STATED EXERCISE:
Each record that follows should be repeated exactly, minus any images.

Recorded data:
*-*-*
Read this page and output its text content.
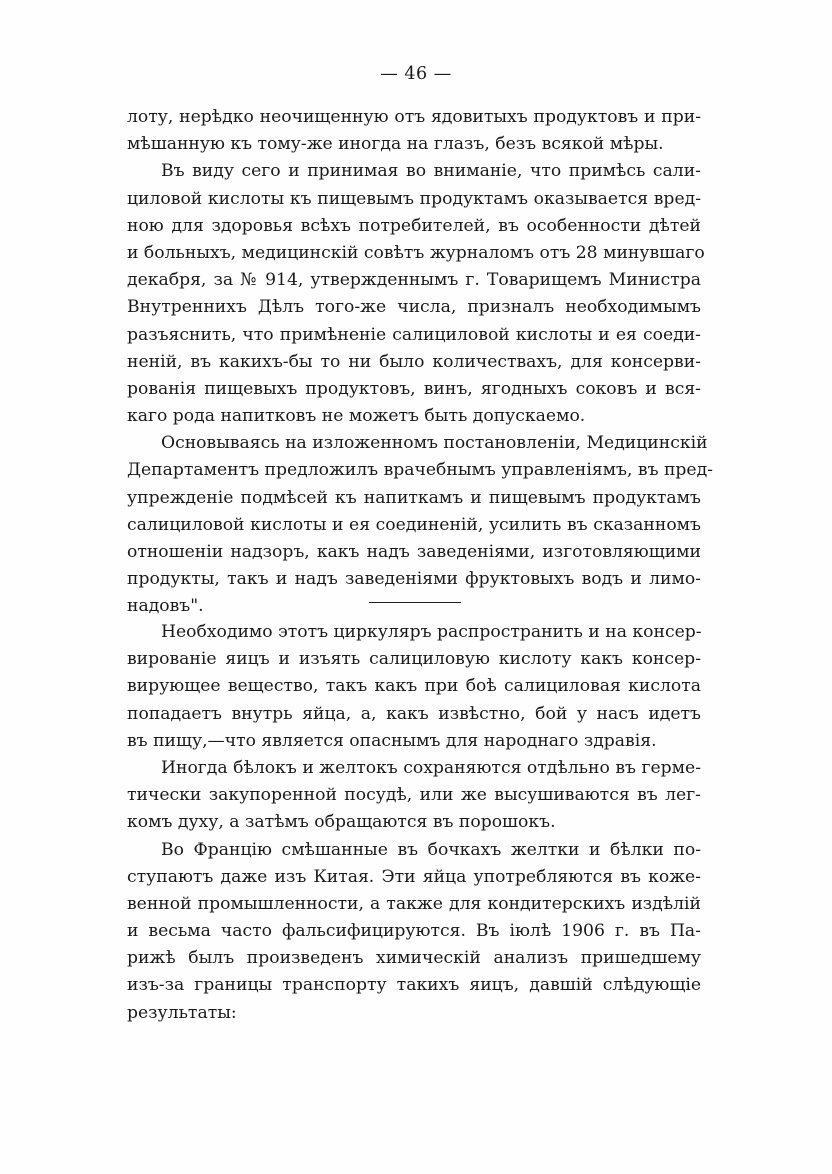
— 46 —
лоту, нерѣдко неочищенную отъ ядовитыхъ продуктовъ и при-
мѣшанную къ тому-же иногда на глазъ, безъ всякой мѣры.
Въ виду сего и принимая во вниманіе, что примѣсь сали-
циловой кислоты къ пищевымъ продуктамъ оказывается вред-
ною для здоровья всѣхъ потребителей, въ особенности дѣтей
и больныхъ, медицинскій совѣтъ журналомъ отъ 28 минувшаго
декабря, за № 914, утвержденнымъ г. Товарищемъ Министра
Внутреннихъ Дѣлъ того-же числа, призналъ необходимымъ
разъяснить, что примѣненіе салициловой кислоты и ея соеди-
неній, въ какихъ-бы то ни было количествахъ, для консерви-
рованія пищевыхъ продуктовъ, винъ, ягодныхъ соковъ и вся-
каго рода напитковъ не можетъ быть допускаемо.
Основываясь на изложенномъ постановленіи, Медицинскій
Департаментъ предложилъ врачебнымъ управленіямъ, въ пред-
упрежденіе подмѣсей къ напиткамъ и пищевымъ продуктамъ
салициловой кислоты и ея соединеній, усилить въ сказанномъ
отношеніи надзоръ, какъ надъ заведеніями, изготовляющими
продукты, такъ и надъ заведеніями фруктовыхъ водъ и лимо-
надовъ".
Необходимо этотъ циркуляръ распространить и на консер-
вированіе яицъ и изъять салициловую кислоту какъ консер-
вирующее вещество, такъ какъ при боѣ салициловая кислота
попадаетъ внутрь яйца, а, какъ извѣстно, бой у насъ идетъ
въ пищу,—что является опаснымъ для народнаго здравія.
Иногда бѣлокъ и желтокъ сохраняются отдѣльно въ герме-
тически закупоренной посудѣ, или же высушиваются въ лег-
комъ духу, а затѣмъ обращаются въ порошокъ.
Во Францію смѣшанные въ бочкахъ желтки и бѣлки по-
ступаютъ даже изъ Китая. Эти яйца употребляются въ коже-
венной промышленности, а также для кондитерскихъ издѣлій
и весьма часто фальсифицируются. Въ іюлѣ 1906 г. въ Па-
рижѣ былъ произведенъ химическій анализъ пришедшему
изъ-за границы транспорту такихъ яицъ, давшій слѣдующіе
результаты:
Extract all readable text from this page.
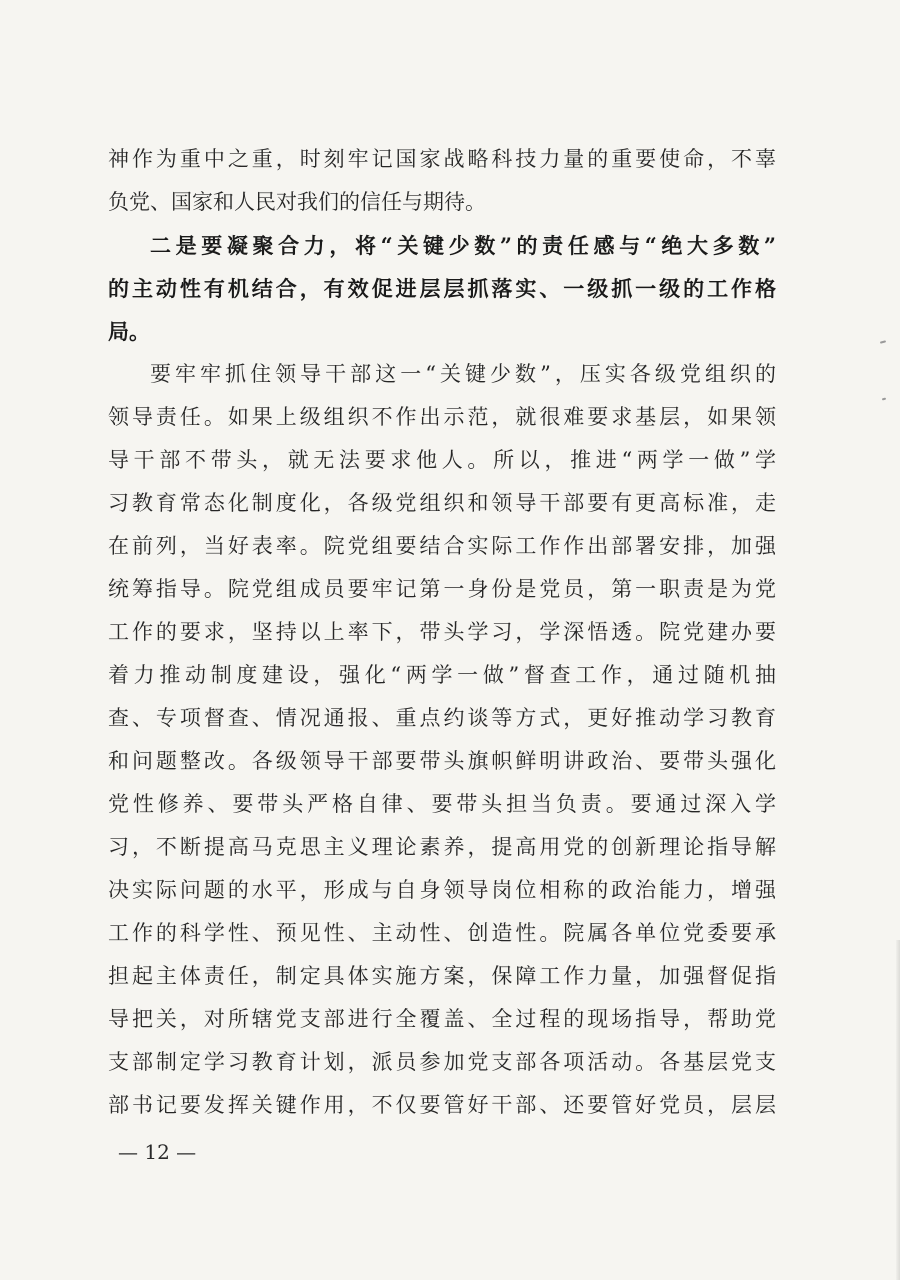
神作为重中之重，时刻牢记国家战略科技力量的重要使命，不辜
负党、国家和人民对我们的信任与期待。
二是要凝聚合力，将“关键少数”的责任感与“绝大多数”
的主动性有机结合，有效促进层层抓落实、一级抓一级的工作格
局。
要牢牢抓住领导干部这一“关键少数”，压实各级党组织的
领导责任。如果上级组织不作出示范，就很难要求基层，如果领
导干部不带头，就无法要求他人。所以，推进“两学一做”学
习教育常态化制度化，各级党组织和领导干部要有更高标准，走
在前列，当好表率。院党组要结合实际工作作出部署安排，加强
统筹指导。院党组成员要牢记第一身份是党员，第一职责是为党
工作的要求，坚持以上率下，带头学习，学深悟透。院党建办要
着力推动制度建设，强化“两学一做”督查工作，通过随机抽
查、专项督查、情况通报、重点约谈等方式，更好推动学习教育
和问题整改。各级领导干部要带头旗帜鲜明讲政治、要带头强化
党性修养、要带头严格自律、要带头担当负责。要通过深入学
习，不断提高马克思主义理论素养，提高用党的创新理论指导解
决实际问题的水平，形成与自身领导岗位相称的政治能力，增强
工作的科学性、预见性、主动性、创造性。院属各单位党委要承
担起主体责任，制定具体实施方案，保障工作力量，加强督促指
导把关，对所辖党支部进行全覆盖、全过程的现场指导，帮助党
支部制定学习教育计划，派员参加党支部各项活动。各基层党支
部书记要发挥关键作用，不仅要管好干部、还要管好党员，层层
— 12 —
*-*-*
SOLUTION TO THE EXERCISE:
Read this page and output its text content.
— 46 —
лоту, нерѣдко неочищенную отъ ядовитыхъ продуктовъ и при-
мѣшанную къ тому-же иногда на глазъ, безъ всякой мѣры.
Въ виду сего и принимая во вниманіе, что примѣсь сали-
циловой кислоты къ пищевымъ продуктамъ оказывается вред-
ною для здоровья всѣхъ потребителей, въ особенности дѣтей
и больныхъ, медицинскій совѣтъ журналомъ отъ 28 минувшаго
декабря, за № 914, утвержденнымъ г. Товарищемъ Министра
Внутреннихъ Дѣлъ того-же числа, призналъ необходимымъ
разъяснить, что примѣненіе салициловой кислоты и ея соеди-
неній, въ какихъ-бы то ни было количествахъ, для консерви-
рованія пищевыхъ продуктовъ, винъ, ягодныхъ соковъ и вся-
каго рода напитковъ не можетъ быть допускаемо.
Основываясь на изложенномъ постановленіи, Медицинскій
Департаментъ предложилъ врачебнымъ управленіямъ, въ пред-
упрежденіе подмѣсей къ напиткамъ и пищевымъ продуктамъ
салициловой кислоты и ея соединеній, усилить въ сказанномъ
отношеніи надзоръ, какъ надъ заведеніями, изготовляющими
продукты, такъ и надъ заведеніями фруктовыхъ водъ и лимо-
надовъ".
Необходимо этотъ циркуляръ распространить и на консер-
вированіе яицъ и изъять салициловую кислоту какъ консер-
вирующее вещество, такъ какъ при боѣ салициловая кислота
попадаетъ внутрь яйца, а, какъ извѣстно, бой у насъ идетъ
въ пищу,—что является опаснымъ для народнаго здравія.
Иногда бѣлокъ и желтокъ сохраняются отдѣльно въ герме-
тически закупоренной посудѣ, или же высушиваются въ лег-
комъ духу, а затѣмъ обращаются въ порошокъ.
Во Францію смѣшанные въ бочкахъ желтки и бѣлки по-
ступаютъ даже изъ Китая. Эти яйца употребляются въ коже-
венной промышленности, а также для кондитерскихъ издѣлій
и весьма часто фальсифицируются. Въ іюлѣ 1906 г. въ Па-
рижѣ былъ произведенъ химическій анализъ пришедшему
изъ-за границы транспорту такихъ яицъ, давшій слѣдующіе
результаты:
Extract all readable text from this page.
神作为重中之重，时刻牢记国家战略科技力量的重要使命，不辜
负党、国家和人民对我们的信任与期待。
二是要凝聚合力，将“关键少数”的责任感与“绝大多数”
的主动性有机结合，有效促进层层抓落实、一级抓一级的工作格
局。
要牢牢抓住领导干部这一“关键少数”，压实各级党组织的
领导责任。如果上级组织不作出示范，就很难要求基层，如果领
导干部不带头，就无法要求他人。所以，推进“两学一做”学
习教育常态化制度化，各级党组织和领导干部要有更高标准，走
在前列，当好表率。院党组要结合实际工作作出部署安排，加强
统筹指导。院党组成员要牢记第一身份是党员，第一职责是为党
工作的要求，坚持以上率下，带头学习，学深悟透。院党建办要
着力推动制度建设，强化“两学一做”督查工作，通过随机抽
查、专项督查、情况通报、重点约谈等方式，更好推动学习教育
和问题整改。各级领导干部要带头旗帜鲜明讲政治、要带头强化
党性修养、要带头严格自律、要带头担当负责。要通过深入学
习，不断提高马克思主义理论素养，提高用党的创新理论指导解
决实际问题的水平，形成与自身领导岗位相称的政治能力，增强
工作的科学性、预见性、主动性、创造性。院属各单位党委要承
担起主体责任，制定具体实施方案，保障工作力量，加强督促指
导把关，对所辖党支部进行全覆盖、全过程的现场指导，帮助党
支部制定学习教育计划，派员参加党支部各项活动。各基层党支
部书记要发挥关键作用，不仅要管好干部、还要管好党员，层层
— 12 —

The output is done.